# DATA LINES
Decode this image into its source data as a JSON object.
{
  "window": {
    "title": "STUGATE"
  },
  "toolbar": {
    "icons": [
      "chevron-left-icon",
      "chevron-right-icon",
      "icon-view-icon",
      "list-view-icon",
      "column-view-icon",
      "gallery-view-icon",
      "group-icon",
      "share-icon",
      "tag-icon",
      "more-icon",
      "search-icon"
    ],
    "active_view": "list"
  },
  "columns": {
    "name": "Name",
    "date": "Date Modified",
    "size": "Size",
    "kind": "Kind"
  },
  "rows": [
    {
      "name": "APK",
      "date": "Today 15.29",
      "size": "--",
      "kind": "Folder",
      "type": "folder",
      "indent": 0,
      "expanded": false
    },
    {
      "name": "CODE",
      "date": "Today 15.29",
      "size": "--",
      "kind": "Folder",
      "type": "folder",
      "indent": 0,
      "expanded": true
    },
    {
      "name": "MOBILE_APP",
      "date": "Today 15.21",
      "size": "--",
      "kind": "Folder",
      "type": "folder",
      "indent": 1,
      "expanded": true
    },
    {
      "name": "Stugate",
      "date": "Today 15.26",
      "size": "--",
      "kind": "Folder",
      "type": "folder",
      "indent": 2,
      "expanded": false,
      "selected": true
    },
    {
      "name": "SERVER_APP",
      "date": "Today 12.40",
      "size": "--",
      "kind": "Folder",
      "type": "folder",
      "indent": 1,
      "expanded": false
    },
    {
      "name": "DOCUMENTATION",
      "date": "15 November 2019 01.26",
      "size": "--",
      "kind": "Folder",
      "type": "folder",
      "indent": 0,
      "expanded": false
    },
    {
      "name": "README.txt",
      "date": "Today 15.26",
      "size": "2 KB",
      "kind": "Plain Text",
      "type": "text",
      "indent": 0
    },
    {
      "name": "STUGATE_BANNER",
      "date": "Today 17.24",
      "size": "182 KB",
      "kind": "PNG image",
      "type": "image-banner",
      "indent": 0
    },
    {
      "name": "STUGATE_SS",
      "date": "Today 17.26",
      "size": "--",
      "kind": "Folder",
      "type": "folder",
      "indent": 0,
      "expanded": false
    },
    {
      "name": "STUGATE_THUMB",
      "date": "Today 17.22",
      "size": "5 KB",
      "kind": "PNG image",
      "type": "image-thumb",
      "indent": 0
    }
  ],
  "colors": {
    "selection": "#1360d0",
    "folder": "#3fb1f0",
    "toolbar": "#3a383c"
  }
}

# WHAT TO WORK ON
Return the listing above in full, character for character.

# EXERCISE ANSWER
Decode this image into its source data as a JSON object.
{
  "window": {
    "title": "STUGATE"
  },
  "toolbar": {
    "icons": [
      "chevron-left-icon",
      "chevron-right-icon",
      "icon-view-icon",
      "list-view-icon",
      "column-view-icon",
      "gallery-view-icon",
      "group-icon",
      "share-icon",
      "tag-icon",
      "more-icon",
      "search-icon"
    ],
    "active_view": "list"
  },
  "columns": {
    "name": "Name",
    "date": "Date Modified",
    "size": "Size",
    "kind": "Kind"
  },
  "rows": [
    {
      "name": "APK",
      "date": "Today 15.29",
      "size": "--",
      "kind": "Folder",
      "type": "folder",
      "indent": 0,
      "expanded": false
    },
    {
      "name": "CODE",
      "date": "Today 15.29",
      "size": "--",
      "kind": "Folder",
      "type": "folder",
      "indent": 0,
      "expanded": true
    },
    {
      "name": "MOBILE_APP",
      "date": "Today 15.21",
      "size": "--",
      "kind": "Folder",
      "type": "folder",
      "indent": 1,
      "expanded": true
    },
    {
      "name": "Stugate",
      "date": "Today 15.26",
      "size": "--",
      "kind": "Folder",
      "type": "folder",
      "indent": 2,
      "expanded": false,
      "selected": true
    },
    {
      "name": "SERVER_APP",
      "date": "Today 12.40",
      "size": "--",
      "kind": "Folder",
      "type": "folder",
      "indent": 1,
      "expanded": false
    },
    {
      "name": "DOCUMENTATION",
      "date": "15 November 2019 01.26",
      "size": "--",
      "kind": "Folder",
      "type": "folder",
      "indent": 0,
      "expanded": false
    },
    {
      "name": "README.txt",
      "date": "Today 15.26",
      "size": "2 KB",
      "kind": "Plain Text",
      "type": "text",
      "indent": 0
    },
    {
      "name": "STUGATE_BANNER",
      "date": "Today 17.24",
      "size": "182 KB",
      "kind": "PNG image",
      "type": "image-banner",
      "indent": 0
    },
    {
      "name": "STUGATE_SS",
      "date": "Today 17.26",
      "size": "--",
      "kind": "Folder",
      "type": "folder",
      "indent": 0,
      "expanded": false
    },
    {
      "name": "STUGATE_THUMB",
      "date": "Today 17.22",
      "size": "5 KB",
      "kind": "PNG image",
      "type": "image-thumb",
      "indent": 0
    }
  ],
  "colors": {
    "selection": "#1360d0",
    "folder": "#3fb1f0",
    "toolbar": "#3a383c"
  }
}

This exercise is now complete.